Task data:
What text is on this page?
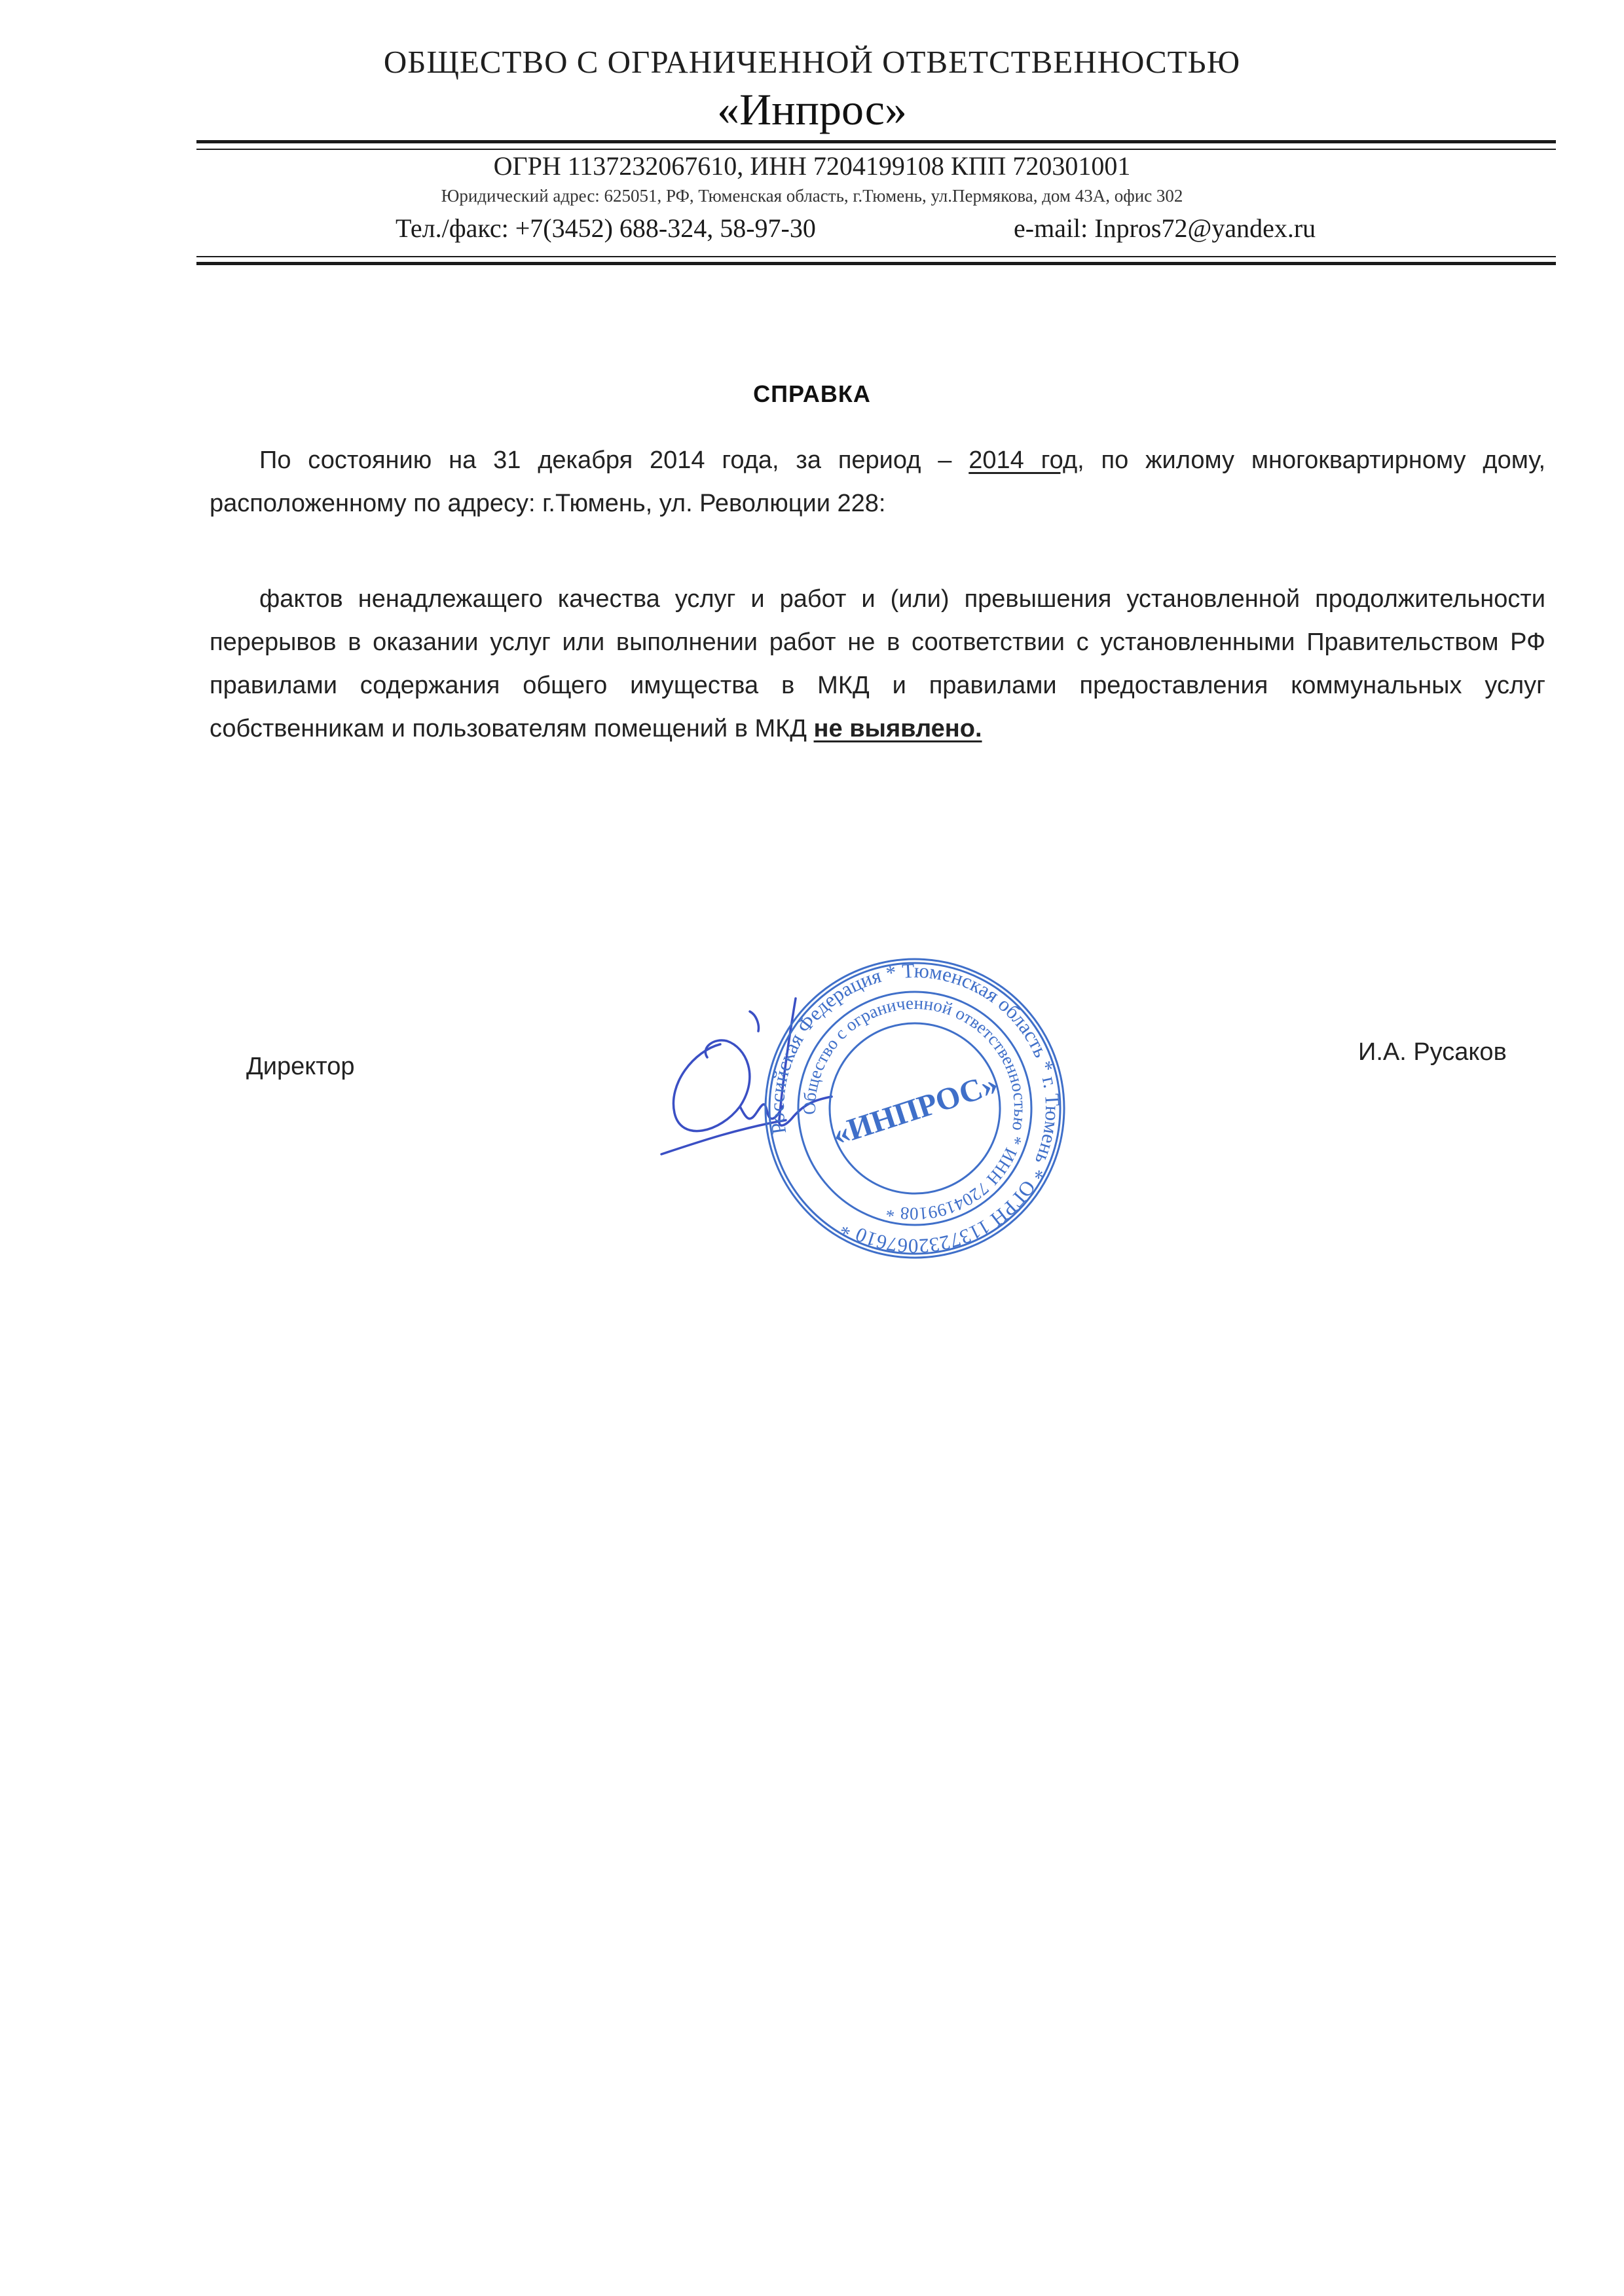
ОБЩЕСТВО С ОГРАНИЧЕННОЙ ОТВЕТСТВЕННОСТЬЮ
«Инпрос»
ОГРН 1137232067610, ИНН 7204199108 КПП 720301001
Юридический адрес: 625051, РФ, Тюменская область, г.Тюмень, ул.Пермякова, дом 43А, офис 302
Тел./факс: +7(3452) 688-324, 58-97-30	e-mail: Inpros72@yandex.ru
СПРАВКА
По состоянию на 31 декабря 2014 года, за период – 2014 год, по жилому многоквартирному дому, расположенному по адресу: г.Тюмень, ул. Революции 228:
фактов ненадлежащего качества услуг и работ и (или) превышения установленной продолжительности перерывов в оказании услуг или выполнении работ не в соответствии с установленными Правительством РФ правилами содержания общего имущества в МКД и правилами предоставления коммунальных услуг собственникам и пользователям помещений в МКД не выявлено.
Директор
Российская Федерация * Тюменская область * г. Тюмень * ОГРН 1137232067610 *
Общество с ограниченной ответственностью * ИНН 7204199108 *
«ИНПРОС»
И.А. Русаков
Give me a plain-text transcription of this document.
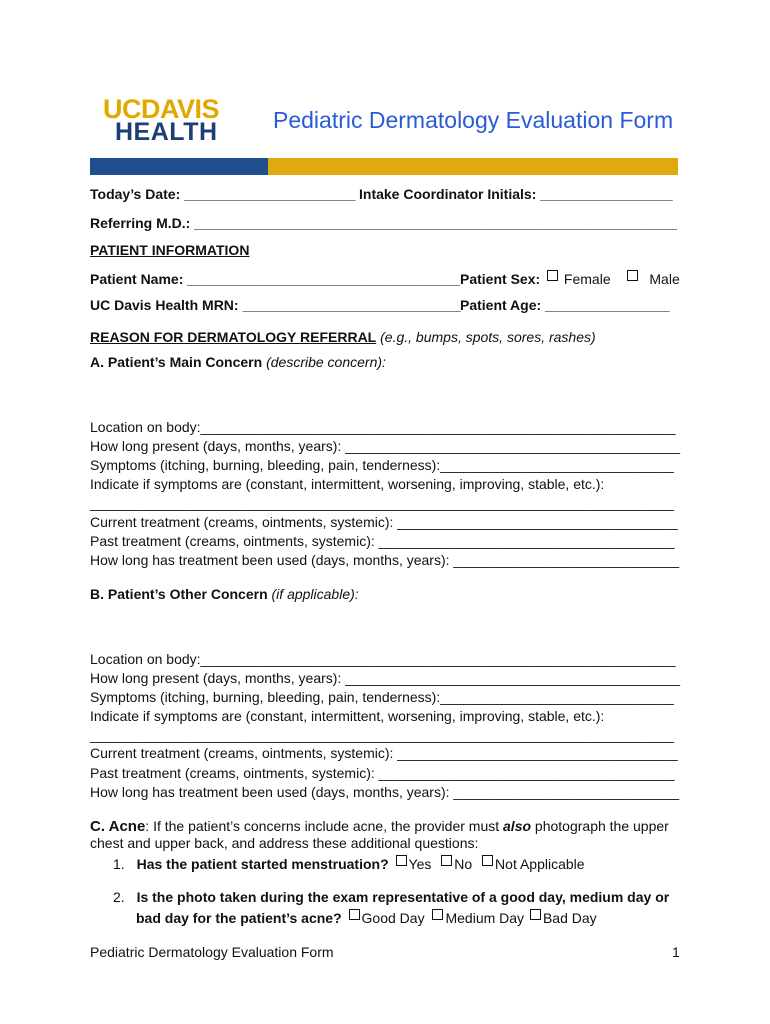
UCDAVIS
HEALTH Pediatric Dermatology Evaluation Form
Today’s Date: ______________________ Intake Coordinator Initials: _________________
Referring M.D.: ______________________________________________________________
PATIENT INFORMATION
Patient Name: ___________________________________ Patient Sex: Female	Male
UC Davis Health MRN: ____________________________ Patient Age: ________________
REASON FOR DERMATOLOGY REFERRAL (e.g., bumps, spots, sores, rashes)
A. Patient’s Main Concern (describe concern):
Location on body:_____________________________________________________________
How long present (days, months, years): ___________________________________________
Symptoms (itching, burning, bleeding, pain, tenderness):______________________________
Indicate if symptoms are (constant, intermittent, worsening, improving, stable, etc.):
___________________________________________________________________________
Current treatment (creams, ointments, systemic): ____________________________________
Past treatment (creams, ointments, systemic): ______________________________________
How long has treatment been used (days, months, years): _____________________________
B. Patient’s Other Concern (if applicable):
Location on body:_____________________________________________________________
How long present (days, months, years): ___________________________________________
Symptoms (itching, burning, bleeding, pain, tenderness):______________________________
Indicate if symptoms are (constant, intermittent, worsening, improving, stable, etc.):
___________________________________________________________________________
Current treatment (creams, ointments, systemic): ____________________________________
Past treatment (creams, ointments, systemic): ______________________________________
How long has treatment been used (days, months, years): _____________________________
C. Acne: If the patient’s concerns include acne, the provider must also photograph the upper
chest and upper back, and address these additional questions:
1. Has the patient started menstruation? Yes No Not Applicable
2. Is the photo taken during the exam representative of a good day, medium day or
bad day for the patient’s acne? Good Day Medium Day Bad Day
Pediatric Dermatology Evaluation Form	1
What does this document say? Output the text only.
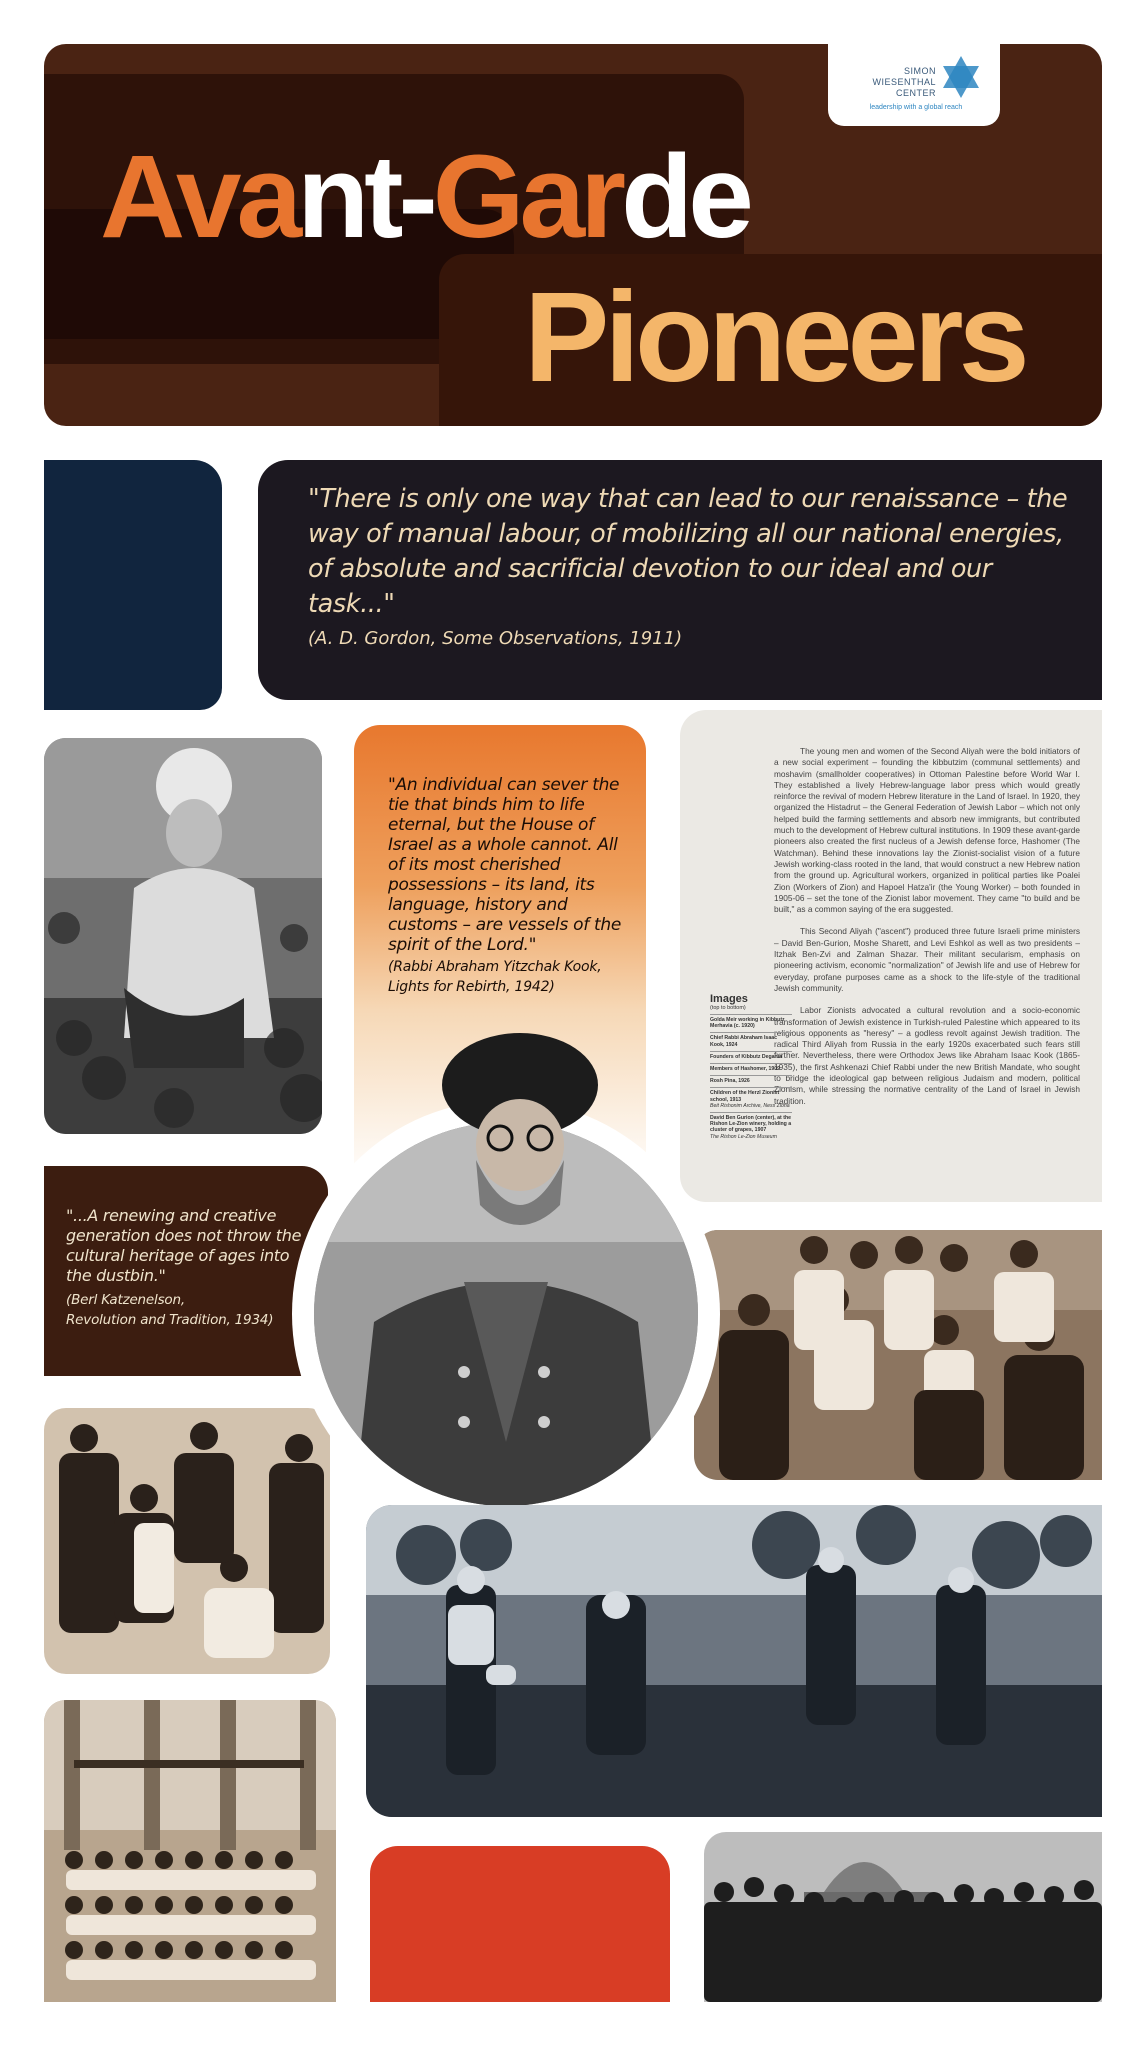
Avant-Garde
Pioneers
SIMON
WIESENTHAL
CENTER
leadership with a global reach
"There is only one way that can lead to our renaissance – the way of manual labour, of mobilizing all our national energies, of absolute and sacrificial devotion to our ideal and our task..."
(A. D. Gordon, Some Observations, 1911)
"An individual can sever the tie that binds him to life eternal, but the House of Israel as a whole cannot. All of its most cherished possessions – its land, its language, history and customs – are vessels of the spirit of the Lord."
(Rabbi Abraham Yitzchak Kook, Lights for Rebirth, 1942)

The young men and women of the Second Aliyah were the bold initiators of a new social experiment – founding the kibbutzim (communal settlements) and moshavim (smallholder cooperatives) in Ottoman Palestine before World War I. They established a lively Hebrew-language labor press which would greatly reinforce the revival of modern Hebrew literature in the Land of Israel. In 1920, they organized the Histadrut – the General Federation of Jewish Labor – which not only helped build the farming settlements and absorb new immigrants, but contributed much to the development of Hebrew cultural institutions. In 1909 these avant-garde pioneers also created the first nucleus of a Jewish defense force, Hashomer (The Watchman). Behind these innovations lay the Zionist-socialist vision of a future Jewish working-class rooted in the land, that would construct a new Hebrew nation from the ground up. Agricultural workers, organized in political parties like Poalei Zion (Workers of Zion) and Hapoel Hatza'ir (the Young Worker) – both founded in 1905-06 – set the tone of the Zionist labor movement. They came "to build and be built," as a common saying of the era suggested.

This Second Aliyah ("ascent") produced three future Israeli prime ministers – David Ben-Gurion, Moshe Sharett, and Levi Eshkol as well as two presidents – Itzhak Ben-Zvi and Zalman Shazar. Their militant secularism, emphasis on pioneering activism, economic "normalization" of Jewish life and use of Hebrew for everyday, profane purposes came as a shock to the life-style of the traditional Jewish community.

Labor Zionists advocated a cultural revolution and a socio-economic transformation of Jewish existence in Turkish-ruled Palestine which appeared to its religious opponents as "heresy" – a godless revolt against Jewish tradition. The radical Third Aliyah from Russia in the early 1920s exacerbated such fears still further. Nevertheless, there were Orthodox Jews like Abraham Isaac Kook (1865-1935), the first Ashkenazi Chief Rabbi under the new British Mandate, who sought to bridge the ideological gap between religious Judaism and modern, political Zionism, while stressing the normative centrality of the Land of Israel in Jewish tradition.

Images
(top to bottom)
Golda Meir working in Kibbutz Merhavia (c. 1920)
Chief Rabbi Abraham Isaac Kook, 1924
Founders of Kibbutz Degania
Members of Hashomer, 1909
Rosh Pina, 1926
Children of the Herzl Zionist school, 1913
Beit Rishonim Archive, Ness Ziona
David Ben Gurion (center), at the Rishon Le-Zion winery, holding a cluster of grapes, 1907
The Rishon Le-Zion Museum
"...A renewing and creative generation does not throw the cultural heritage of ages into the dustbin."
(Berl Katzenelson,
Revolution and Tradition, 1934)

The problem: Repeat all of the entries word for word, but omit the pictures.

Solution to the exercise:
What text is on this page?
ОБЩЕСТВО С ОГРАНИЧЕННОЙ ОТВЕТСТВЕННОСТЬЮ
«Инпрос»
ОГРН 1137232067610, ИНН 7204199108 КПП 720301001
Юридический адрес: 625051, РФ, Тюменская область, г.Тюмень, ул.Пермякова, дом 43А, офис 302
Тел./факс: +7(3452) 688-324, 58-97-30	e-mail: Inpros72@yandex.ru
СПРАВКА
По состоянию на 31 декабря 2014 года, за период – 2014 год, по жилому многоквартирному дому, расположенному по адресу: г.Тюмень, ул. Революции 228:
фактов ненадлежащего качества услуг и работ и (или) превышения установленной продолжительности перерывов в оказании услуг или выполнении работ не в соответствии с установленными Правительством РФ правилами содержания общего имущества в МКД и правилами предоставления коммунальных услуг собственникам и пользователям помещений в МКД не выявлено.
Директор
Российская Федерация * Тюменская область * г. Тюмень * ОГРН 1137232067610 *
Общество с ограниченной ответственностью * ИНН 7204199108 *
«ИНПРОС»
И.А. Русаков
Give me a plain-text transcription of this document.
UCDAVIS
HEALTH Pediatric Dermatology Evaluation Form
Today’s Date: ______________________ Intake Coordinator Initials: _________________
Referring M.D.: ______________________________________________________________
PATIENT INFORMATION
Patient Name: ___________________________________ Patient Sex: Female	Male
UC Davis Health MRN: ____________________________ Patient Age: ________________
REASON FOR DERMATOLOGY REFERRAL (e.g., bumps, spots, sores, rashes)
A. Patient’s Main Concern (describe concern):
Location on body:_____________________________________________________________
How long present (days, months, years): ___________________________________________
Symptoms (itching, burning, bleeding, pain, tenderness):______________________________
Indicate if symptoms are (constant, intermittent, worsening, improving, stable, etc.):
___________________________________________________________________________
Current treatment (creams, ointments, systemic): ____________________________________
Past treatment (creams, ointments, systemic): ______________________________________
How long has treatment been used (days, months, years): _____________________________
B. Patient’s Other Concern (if applicable):
Location on body:_____________________________________________________________
How long present (days, months, years): ___________________________________________
Symptoms (itching, burning, bleeding, pain, tenderness):______________________________
Indicate if symptoms are (constant, intermittent, worsening, improving, stable, etc.):
___________________________________________________________________________
Current treatment (creams, ointments, systemic): ____________________________________
Past treatment (creams, ointments, systemic): ______________________________________
How long has treatment been used (days, months, years): _____________________________
C. Acne: If the patient’s concerns include acne, the provider must also photograph the upper
chest and upper back, and address these additional questions:
1. Has the patient started menstruation? Yes No Not Applicable
2. Is the photo taken during the exam representative of a good day, medium day or
bad day for the patient’s acne? Good Day Medium Day Bad Day
Pediatric Dermatology Evaluation Form	1
What does this document say? Output the text only.
Avant-Garde
Pioneers
SIMON
WIESENTHAL
CENTER
leadership with a global reach
"There is only one way that can lead to our renaissance – the way of manual labour, of mobilizing all our national energies, of absolute and sacrificial devotion to our ideal and our task..."
(A. D. Gordon, Some Observations, 1911)
"An individual can sever the tie that binds him to life eternal, but the House of Israel as a whole cannot. All of its most cherished possessions – its land, its language, history and customs – are vessels of the spirit of the Lord."
(Rabbi Abraham Yitzchak Kook, Lights for Rebirth, 1942)

The young men and women of the Second Aliyah were the bold initiators of a new social experiment – founding the kibbutzim (communal settlements) and moshavim (smallholder cooperatives) in Ottoman Palestine before World War I. They established a lively Hebrew-language labor press which would greatly reinforce the revival of modern Hebrew literature in the Land of Israel. In 1920, they organized the Histadrut – the General Federation of Jewish Labor – which not only helped build the farming settlements and absorb new immigrants, but contributed much to the development of Hebrew cultural institutions. In 1909 these avant-garde pioneers also created the first nucleus of a Jewish defense force, Hashomer (The Watchman). Behind these innovations lay the Zionist-socialist vision of a future Jewish working-class rooted in the land, that would construct a new Hebrew nation from the ground up. Agricultural workers, organized in political parties like Poalei Zion (Workers of Zion) and Hapoel Hatza'ir (the Young Worker) – both founded in 1905-06 – set the tone of the Zionist labor movement. They came "to build and be built," as a common saying of the era suggested.

This Second Aliyah ("ascent") produced three future Israeli prime ministers – David Ben-Gurion, Moshe Sharett, and Levi Eshkol as well as two presidents – Itzhak Ben-Zvi and Zalman Shazar. Their militant secularism, emphasis on pioneering activism, economic "normalization" of Jewish life and use of Hebrew for everyday, profane purposes came as a shock to the life-style of the traditional Jewish community.

Labor Zionists advocated a cultural revolution and a socio-economic transformation of Jewish existence in Turkish-ruled Palestine which appeared to its religious opponents as "heresy" – a godless revolt against Jewish tradition. The radical Third Aliyah from Russia in the early 1920s exacerbated such fears still further. Nevertheless, there were Orthodox Jews like Abraham Isaac Kook (1865-1935), the first Ashkenazi Chief Rabbi under the new British Mandate, who sought to bridge the ideological gap between religious Judaism and modern, political Zionism, while stressing the normative centrality of the Land of Israel in Jewish tradition.

Images
(top to bottom)
Golda Meir working in Kibbutz Merhavia (c. 1920)
Chief Rabbi Abraham Isaac Kook, 1924
Founders of Kibbutz Degania
Members of Hashomer, 1909
Rosh Pina, 1926
Children of the Herzl Zionist school, 1913
Beit Rishonim Archive, Ness Ziona
David Ben Gurion (center), at the Rishon Le-Zion winery, holding a cluster of grapes, 1907
The Rishon Le-Zion Museum
"...A renewing and creative generation does not throw the cultural heritage of ages into the dustbin."
(Berl Katzenelson,
Revolution and Tradition, 1934)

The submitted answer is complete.